--- Start Working data ---
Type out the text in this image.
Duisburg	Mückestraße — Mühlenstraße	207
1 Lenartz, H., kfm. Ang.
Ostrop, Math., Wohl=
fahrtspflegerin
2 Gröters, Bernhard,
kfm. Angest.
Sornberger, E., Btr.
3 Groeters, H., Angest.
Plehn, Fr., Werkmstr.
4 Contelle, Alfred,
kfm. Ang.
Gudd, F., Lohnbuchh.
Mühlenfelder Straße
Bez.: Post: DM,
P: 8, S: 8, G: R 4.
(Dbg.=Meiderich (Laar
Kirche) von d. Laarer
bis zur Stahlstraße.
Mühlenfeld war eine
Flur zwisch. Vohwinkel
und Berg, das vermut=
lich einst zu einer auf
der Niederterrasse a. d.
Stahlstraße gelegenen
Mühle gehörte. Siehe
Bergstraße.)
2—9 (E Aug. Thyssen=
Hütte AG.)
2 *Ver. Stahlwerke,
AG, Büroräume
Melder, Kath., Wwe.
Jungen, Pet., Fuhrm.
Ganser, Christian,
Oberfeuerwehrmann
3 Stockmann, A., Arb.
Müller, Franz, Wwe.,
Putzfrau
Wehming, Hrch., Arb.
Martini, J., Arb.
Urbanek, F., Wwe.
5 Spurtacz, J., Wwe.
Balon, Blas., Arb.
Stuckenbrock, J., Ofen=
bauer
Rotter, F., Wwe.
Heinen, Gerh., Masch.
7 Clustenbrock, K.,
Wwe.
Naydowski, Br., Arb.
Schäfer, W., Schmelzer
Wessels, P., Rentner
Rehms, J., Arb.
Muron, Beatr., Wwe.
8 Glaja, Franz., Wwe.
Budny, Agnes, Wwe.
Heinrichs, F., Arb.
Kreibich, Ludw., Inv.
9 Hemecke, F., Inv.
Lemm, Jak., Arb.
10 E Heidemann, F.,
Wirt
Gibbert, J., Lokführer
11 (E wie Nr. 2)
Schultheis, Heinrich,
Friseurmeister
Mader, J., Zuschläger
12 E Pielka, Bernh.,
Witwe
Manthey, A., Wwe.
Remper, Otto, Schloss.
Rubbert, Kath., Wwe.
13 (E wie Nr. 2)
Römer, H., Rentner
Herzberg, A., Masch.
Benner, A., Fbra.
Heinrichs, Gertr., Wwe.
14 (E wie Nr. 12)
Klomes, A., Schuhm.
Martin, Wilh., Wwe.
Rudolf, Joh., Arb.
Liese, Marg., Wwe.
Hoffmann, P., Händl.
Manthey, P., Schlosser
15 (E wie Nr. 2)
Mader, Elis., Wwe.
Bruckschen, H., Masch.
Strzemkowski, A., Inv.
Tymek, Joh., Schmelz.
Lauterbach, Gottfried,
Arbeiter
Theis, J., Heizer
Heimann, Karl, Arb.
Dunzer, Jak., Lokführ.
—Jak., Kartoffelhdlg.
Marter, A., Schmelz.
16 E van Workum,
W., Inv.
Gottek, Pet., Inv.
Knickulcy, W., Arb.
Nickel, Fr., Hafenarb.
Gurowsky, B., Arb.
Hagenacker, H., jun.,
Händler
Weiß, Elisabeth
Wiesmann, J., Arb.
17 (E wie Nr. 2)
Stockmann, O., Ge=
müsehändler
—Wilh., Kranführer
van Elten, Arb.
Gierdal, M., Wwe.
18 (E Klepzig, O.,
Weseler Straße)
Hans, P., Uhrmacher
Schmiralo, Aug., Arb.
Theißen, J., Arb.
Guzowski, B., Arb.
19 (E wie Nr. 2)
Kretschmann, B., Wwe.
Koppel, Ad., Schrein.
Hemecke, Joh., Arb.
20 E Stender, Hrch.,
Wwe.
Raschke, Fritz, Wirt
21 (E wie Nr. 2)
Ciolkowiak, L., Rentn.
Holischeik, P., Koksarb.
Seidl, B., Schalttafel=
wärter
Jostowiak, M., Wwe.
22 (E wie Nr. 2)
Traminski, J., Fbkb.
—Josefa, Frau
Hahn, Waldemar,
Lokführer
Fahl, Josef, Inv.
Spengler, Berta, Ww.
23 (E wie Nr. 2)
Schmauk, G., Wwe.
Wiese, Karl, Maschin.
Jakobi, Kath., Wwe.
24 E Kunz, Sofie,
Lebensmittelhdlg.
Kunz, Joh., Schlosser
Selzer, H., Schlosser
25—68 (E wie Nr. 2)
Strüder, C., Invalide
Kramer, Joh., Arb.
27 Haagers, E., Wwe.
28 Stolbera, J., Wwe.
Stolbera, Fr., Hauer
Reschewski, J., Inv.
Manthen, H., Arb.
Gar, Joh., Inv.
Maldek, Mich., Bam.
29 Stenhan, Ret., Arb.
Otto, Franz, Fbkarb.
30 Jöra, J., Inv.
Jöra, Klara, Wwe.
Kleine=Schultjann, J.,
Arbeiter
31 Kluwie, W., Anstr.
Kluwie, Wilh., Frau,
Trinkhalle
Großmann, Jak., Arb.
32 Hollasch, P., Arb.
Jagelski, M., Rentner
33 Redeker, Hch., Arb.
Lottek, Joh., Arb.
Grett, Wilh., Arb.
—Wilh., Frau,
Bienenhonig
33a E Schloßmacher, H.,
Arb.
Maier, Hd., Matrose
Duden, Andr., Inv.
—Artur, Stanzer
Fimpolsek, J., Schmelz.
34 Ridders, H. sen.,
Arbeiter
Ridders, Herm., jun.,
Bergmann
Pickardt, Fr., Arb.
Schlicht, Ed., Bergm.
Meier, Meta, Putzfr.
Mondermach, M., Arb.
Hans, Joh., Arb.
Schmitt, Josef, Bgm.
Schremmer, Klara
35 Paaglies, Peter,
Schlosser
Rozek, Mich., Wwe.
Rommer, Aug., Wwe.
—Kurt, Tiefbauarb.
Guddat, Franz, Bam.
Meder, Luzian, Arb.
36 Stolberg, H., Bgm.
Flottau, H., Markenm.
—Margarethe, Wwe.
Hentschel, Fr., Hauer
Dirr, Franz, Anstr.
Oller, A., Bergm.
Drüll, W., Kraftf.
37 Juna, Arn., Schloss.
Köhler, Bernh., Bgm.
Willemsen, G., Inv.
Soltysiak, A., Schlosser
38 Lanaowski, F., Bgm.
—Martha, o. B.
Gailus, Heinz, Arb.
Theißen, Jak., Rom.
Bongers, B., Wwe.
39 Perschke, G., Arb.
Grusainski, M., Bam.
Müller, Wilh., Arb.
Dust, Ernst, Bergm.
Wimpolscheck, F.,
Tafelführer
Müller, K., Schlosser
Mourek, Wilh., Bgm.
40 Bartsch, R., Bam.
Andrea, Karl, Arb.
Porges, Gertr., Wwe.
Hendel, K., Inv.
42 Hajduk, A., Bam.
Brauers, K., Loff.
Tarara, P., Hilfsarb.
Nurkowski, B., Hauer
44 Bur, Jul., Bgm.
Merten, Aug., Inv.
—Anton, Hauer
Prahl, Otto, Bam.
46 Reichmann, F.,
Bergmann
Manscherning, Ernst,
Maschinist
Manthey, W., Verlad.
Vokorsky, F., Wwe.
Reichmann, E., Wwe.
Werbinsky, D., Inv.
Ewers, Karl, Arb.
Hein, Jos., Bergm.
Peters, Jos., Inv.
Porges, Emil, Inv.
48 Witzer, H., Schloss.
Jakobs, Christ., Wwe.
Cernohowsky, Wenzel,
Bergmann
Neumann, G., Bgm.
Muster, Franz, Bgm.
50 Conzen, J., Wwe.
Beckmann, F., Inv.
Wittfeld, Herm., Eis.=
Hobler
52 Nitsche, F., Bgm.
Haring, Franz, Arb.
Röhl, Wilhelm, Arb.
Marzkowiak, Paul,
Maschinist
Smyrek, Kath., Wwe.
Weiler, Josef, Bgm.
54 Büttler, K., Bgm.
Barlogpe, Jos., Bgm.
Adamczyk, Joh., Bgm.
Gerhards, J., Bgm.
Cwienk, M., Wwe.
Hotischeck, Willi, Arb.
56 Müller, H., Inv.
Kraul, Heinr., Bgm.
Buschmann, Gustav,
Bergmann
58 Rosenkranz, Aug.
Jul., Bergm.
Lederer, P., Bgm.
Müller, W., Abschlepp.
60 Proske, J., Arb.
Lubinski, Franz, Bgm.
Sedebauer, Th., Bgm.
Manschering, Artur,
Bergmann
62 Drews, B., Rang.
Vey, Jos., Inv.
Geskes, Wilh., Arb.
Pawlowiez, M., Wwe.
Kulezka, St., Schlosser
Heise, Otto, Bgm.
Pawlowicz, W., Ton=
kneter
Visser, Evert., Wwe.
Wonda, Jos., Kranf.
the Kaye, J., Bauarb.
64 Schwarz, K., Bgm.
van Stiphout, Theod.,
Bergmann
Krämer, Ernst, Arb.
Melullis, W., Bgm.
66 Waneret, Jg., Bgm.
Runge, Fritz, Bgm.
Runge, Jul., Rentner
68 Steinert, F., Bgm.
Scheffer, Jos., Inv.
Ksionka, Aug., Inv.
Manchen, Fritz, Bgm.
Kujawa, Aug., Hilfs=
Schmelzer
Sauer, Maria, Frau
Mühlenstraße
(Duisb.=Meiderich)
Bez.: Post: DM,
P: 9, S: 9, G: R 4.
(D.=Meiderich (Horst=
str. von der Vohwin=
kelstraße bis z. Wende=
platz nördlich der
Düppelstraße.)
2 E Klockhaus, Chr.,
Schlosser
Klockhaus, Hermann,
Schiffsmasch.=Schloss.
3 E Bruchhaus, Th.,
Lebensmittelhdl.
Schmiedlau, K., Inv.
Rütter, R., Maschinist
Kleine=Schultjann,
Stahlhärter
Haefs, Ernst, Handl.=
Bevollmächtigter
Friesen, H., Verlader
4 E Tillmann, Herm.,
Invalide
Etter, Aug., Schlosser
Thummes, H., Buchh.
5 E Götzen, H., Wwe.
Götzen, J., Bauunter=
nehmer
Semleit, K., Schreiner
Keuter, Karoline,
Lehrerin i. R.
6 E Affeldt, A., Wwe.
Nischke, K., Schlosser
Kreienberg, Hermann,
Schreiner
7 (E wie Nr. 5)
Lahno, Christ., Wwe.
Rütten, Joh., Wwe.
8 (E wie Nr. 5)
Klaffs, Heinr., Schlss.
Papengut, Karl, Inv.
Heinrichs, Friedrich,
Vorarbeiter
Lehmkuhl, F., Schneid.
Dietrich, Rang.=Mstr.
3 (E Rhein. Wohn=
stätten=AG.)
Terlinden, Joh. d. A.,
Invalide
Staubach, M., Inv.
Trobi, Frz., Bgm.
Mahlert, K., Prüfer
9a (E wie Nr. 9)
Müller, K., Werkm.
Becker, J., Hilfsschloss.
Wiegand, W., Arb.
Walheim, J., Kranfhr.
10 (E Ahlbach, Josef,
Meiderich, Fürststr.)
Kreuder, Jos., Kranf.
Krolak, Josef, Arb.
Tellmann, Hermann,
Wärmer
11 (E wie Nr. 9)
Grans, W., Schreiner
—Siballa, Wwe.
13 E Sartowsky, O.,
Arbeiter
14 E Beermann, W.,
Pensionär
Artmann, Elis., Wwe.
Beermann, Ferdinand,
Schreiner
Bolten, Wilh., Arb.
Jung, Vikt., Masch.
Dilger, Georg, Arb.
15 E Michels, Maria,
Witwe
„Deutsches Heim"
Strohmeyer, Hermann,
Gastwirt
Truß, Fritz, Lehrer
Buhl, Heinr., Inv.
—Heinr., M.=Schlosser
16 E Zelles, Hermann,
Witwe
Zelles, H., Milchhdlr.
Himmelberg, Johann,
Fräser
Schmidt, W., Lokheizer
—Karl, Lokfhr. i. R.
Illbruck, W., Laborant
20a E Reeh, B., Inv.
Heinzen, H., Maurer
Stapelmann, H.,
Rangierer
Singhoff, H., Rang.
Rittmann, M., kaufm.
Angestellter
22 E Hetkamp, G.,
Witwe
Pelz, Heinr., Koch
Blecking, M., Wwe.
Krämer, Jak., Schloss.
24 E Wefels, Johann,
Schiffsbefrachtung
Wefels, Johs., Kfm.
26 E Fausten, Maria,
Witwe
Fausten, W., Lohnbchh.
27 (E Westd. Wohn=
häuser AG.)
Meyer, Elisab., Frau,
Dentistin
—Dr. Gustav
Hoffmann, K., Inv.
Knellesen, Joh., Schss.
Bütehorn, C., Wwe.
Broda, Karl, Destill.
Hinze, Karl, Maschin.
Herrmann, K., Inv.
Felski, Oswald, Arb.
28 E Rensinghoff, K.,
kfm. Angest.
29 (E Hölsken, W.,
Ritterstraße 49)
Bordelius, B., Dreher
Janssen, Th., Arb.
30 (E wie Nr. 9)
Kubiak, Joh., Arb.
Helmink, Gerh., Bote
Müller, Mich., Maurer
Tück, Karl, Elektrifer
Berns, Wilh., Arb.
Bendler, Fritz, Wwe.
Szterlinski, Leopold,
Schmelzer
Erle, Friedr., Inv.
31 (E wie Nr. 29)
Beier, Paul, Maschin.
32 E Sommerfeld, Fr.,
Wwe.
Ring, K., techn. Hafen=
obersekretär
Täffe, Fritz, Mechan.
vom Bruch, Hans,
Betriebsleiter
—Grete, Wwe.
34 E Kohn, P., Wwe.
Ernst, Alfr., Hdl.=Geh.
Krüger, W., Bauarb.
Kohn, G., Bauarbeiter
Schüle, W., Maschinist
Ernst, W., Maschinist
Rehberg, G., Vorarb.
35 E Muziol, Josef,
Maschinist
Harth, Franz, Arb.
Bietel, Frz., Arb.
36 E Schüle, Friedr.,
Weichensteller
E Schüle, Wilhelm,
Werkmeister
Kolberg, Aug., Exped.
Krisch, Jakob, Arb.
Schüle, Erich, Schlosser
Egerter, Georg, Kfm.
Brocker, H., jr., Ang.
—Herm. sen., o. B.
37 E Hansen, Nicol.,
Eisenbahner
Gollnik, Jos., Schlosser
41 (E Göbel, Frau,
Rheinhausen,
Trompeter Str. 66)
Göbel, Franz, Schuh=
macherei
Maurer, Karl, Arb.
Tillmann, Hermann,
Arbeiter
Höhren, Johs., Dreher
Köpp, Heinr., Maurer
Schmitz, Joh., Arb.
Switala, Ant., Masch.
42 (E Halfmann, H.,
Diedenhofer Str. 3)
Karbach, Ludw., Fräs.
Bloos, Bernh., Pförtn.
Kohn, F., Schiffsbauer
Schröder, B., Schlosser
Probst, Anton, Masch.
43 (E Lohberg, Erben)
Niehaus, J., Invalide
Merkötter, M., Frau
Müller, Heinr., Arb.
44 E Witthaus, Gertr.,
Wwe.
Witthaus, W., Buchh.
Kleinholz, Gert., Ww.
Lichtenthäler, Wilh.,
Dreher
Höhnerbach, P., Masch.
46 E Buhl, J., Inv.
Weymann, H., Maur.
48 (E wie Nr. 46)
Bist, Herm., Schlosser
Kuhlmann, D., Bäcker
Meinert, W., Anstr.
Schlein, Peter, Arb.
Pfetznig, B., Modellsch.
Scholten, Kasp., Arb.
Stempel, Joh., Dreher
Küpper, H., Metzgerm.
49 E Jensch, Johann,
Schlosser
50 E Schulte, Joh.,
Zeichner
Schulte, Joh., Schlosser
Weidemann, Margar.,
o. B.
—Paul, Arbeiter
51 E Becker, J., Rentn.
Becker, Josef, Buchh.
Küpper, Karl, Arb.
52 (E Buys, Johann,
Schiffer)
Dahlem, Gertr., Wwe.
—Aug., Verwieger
--- End Working data ---
__Exercise prompt__. Filter the records, keeping only lines that contain "Manthey", and show those lines.

__Result of this task__.
Manthey, A., Wwe.
Manthey, P., Schlosser
Manthey, W., Verlad.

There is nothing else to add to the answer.